--- Problem details ---
Search the material for the string "Unit", then return every line where it is found.
================
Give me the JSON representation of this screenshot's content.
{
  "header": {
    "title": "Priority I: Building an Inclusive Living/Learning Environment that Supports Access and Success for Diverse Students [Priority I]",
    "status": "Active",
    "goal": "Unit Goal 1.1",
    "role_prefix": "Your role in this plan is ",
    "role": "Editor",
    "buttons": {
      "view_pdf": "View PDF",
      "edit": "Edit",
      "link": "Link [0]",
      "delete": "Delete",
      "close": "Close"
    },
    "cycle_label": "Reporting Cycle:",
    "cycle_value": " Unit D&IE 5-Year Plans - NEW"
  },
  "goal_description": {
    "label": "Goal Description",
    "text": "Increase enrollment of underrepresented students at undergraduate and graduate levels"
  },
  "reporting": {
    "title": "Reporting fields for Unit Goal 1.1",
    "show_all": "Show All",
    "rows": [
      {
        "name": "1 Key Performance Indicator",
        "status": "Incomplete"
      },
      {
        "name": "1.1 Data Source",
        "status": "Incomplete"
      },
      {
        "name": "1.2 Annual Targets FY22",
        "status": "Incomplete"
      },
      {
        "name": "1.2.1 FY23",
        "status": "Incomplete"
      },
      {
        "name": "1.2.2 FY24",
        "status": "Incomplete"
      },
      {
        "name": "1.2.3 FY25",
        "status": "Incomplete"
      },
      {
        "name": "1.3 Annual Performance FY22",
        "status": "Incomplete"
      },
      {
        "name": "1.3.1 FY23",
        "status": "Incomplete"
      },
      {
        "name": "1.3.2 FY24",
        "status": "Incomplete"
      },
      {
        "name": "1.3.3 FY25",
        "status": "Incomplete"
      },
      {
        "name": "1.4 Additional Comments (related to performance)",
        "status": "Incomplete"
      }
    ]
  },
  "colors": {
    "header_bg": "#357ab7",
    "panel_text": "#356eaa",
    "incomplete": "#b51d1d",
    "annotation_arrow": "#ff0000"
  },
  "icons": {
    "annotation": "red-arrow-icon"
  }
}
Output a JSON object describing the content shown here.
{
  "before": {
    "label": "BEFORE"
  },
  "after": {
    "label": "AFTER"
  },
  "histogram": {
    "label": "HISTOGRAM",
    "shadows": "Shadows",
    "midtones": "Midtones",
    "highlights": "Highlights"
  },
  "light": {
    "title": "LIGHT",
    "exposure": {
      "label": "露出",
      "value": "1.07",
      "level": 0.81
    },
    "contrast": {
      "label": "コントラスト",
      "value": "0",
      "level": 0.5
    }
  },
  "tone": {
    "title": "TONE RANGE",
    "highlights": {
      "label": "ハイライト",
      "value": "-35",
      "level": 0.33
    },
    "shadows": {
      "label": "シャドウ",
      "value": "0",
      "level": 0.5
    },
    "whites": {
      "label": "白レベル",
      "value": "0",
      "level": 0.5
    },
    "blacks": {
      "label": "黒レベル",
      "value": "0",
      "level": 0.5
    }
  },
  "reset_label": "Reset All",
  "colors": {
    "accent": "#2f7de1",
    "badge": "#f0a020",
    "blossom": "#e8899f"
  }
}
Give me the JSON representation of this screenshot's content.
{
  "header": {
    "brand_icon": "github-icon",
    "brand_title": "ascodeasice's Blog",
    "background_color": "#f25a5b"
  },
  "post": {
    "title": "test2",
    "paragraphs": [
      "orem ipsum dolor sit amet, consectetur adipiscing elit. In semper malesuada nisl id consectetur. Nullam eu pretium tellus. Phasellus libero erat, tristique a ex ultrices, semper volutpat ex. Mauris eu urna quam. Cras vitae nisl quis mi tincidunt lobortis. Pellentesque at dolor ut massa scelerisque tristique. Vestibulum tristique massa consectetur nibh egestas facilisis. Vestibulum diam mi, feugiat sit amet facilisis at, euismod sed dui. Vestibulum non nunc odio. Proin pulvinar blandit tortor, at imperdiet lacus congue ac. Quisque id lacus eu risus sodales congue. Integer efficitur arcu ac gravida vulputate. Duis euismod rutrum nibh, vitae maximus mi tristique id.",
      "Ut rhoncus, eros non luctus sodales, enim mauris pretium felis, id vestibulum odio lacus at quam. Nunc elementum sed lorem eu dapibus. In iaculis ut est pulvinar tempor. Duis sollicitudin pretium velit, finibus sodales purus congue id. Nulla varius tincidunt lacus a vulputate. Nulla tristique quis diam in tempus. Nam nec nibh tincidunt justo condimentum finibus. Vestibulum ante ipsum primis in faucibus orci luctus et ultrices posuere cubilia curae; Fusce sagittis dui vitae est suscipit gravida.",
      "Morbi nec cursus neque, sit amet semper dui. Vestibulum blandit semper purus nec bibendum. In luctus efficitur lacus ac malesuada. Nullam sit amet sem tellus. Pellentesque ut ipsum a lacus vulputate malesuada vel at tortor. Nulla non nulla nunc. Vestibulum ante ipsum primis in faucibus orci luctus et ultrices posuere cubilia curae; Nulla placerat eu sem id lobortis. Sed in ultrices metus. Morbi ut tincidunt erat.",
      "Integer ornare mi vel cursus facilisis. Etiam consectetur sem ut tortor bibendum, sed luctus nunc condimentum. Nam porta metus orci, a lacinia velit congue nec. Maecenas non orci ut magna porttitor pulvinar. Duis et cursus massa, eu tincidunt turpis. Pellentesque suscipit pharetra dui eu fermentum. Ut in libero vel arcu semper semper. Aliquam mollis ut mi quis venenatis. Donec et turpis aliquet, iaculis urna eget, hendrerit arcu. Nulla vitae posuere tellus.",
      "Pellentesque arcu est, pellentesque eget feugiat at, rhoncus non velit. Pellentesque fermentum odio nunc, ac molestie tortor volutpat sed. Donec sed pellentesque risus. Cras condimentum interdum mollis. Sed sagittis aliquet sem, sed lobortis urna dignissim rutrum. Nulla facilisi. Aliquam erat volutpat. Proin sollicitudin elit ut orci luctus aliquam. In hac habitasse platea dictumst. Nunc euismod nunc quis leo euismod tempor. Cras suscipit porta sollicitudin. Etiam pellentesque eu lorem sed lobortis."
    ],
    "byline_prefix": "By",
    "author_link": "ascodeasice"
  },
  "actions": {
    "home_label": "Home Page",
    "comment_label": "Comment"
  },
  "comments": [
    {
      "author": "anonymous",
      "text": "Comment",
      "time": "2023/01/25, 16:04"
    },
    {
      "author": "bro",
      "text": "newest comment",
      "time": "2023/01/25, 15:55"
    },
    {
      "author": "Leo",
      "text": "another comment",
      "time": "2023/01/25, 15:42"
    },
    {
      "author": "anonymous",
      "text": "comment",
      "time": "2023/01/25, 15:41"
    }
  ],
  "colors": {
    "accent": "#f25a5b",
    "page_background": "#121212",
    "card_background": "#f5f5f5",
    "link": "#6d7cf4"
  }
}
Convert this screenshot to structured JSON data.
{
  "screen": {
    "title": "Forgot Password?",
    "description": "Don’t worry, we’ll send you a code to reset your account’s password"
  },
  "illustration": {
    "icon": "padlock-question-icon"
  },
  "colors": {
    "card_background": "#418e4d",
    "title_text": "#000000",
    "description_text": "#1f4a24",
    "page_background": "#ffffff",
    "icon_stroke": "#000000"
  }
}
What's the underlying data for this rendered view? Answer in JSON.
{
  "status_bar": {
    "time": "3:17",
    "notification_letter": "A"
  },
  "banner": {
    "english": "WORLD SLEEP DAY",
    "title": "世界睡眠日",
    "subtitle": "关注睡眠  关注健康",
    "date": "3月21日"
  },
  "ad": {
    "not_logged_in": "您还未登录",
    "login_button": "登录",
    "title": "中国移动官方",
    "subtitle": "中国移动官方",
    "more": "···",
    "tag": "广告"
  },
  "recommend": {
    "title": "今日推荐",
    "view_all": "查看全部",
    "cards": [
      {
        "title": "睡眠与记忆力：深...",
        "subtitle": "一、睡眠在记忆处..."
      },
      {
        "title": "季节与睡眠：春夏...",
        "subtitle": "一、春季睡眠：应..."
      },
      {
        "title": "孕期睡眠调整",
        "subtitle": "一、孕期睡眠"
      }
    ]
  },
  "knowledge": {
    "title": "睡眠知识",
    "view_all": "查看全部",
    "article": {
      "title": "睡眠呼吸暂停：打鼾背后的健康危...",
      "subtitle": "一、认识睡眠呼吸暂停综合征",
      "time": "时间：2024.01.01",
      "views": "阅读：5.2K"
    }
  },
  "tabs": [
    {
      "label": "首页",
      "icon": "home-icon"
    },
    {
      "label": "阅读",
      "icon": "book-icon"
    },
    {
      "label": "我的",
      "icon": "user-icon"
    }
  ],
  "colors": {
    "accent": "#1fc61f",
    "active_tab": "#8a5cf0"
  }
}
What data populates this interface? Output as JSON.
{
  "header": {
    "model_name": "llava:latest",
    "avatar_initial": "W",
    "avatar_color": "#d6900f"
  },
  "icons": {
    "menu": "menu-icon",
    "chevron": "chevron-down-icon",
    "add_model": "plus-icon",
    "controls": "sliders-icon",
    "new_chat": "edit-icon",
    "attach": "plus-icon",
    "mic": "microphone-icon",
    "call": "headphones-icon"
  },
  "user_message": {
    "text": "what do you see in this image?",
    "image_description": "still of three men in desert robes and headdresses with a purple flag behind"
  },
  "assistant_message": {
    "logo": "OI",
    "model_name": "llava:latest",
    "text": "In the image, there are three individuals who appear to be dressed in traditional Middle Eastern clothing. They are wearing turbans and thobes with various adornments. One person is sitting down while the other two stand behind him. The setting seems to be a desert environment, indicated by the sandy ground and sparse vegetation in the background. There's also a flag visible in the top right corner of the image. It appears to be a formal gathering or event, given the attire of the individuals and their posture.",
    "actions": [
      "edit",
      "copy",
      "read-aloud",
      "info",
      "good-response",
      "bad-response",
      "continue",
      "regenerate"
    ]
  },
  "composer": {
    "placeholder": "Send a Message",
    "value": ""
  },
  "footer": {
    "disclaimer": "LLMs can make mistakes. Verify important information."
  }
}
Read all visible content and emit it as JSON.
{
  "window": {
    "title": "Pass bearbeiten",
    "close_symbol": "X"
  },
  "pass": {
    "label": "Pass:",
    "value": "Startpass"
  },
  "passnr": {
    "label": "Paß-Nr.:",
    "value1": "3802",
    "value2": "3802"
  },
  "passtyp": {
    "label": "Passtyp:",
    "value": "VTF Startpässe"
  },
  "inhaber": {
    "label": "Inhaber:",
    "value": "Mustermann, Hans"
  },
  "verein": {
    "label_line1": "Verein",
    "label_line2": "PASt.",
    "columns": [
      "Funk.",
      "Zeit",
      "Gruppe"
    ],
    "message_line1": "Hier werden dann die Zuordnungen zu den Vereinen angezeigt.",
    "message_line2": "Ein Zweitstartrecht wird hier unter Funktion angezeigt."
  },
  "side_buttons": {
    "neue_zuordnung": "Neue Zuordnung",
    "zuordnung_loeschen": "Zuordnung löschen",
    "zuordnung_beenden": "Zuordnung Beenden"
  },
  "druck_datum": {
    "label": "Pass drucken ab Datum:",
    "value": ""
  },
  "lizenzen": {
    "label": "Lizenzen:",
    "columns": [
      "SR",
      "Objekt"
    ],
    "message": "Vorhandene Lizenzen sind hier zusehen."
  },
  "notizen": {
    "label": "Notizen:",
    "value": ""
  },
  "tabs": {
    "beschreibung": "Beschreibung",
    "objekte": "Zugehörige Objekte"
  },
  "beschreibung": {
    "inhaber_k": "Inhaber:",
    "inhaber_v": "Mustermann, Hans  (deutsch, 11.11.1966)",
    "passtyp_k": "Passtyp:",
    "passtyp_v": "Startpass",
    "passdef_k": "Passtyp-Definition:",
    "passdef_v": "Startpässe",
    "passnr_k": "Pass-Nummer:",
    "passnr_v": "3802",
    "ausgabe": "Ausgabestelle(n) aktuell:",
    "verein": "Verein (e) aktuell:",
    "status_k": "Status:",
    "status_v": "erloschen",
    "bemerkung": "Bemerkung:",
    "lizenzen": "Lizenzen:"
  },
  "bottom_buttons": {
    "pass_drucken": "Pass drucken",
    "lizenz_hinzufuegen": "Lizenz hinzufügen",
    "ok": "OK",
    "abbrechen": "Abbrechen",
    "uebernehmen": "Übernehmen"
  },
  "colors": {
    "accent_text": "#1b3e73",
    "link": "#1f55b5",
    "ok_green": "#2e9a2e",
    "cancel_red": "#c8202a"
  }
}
================
--- Output of the task ---
    "goal": "Unit Goal 1.1",
    "cycle_value": " Unit D&IE 5-Year Plans - NEW"
    "title": "Reporting fields for Unit Goal 1.1",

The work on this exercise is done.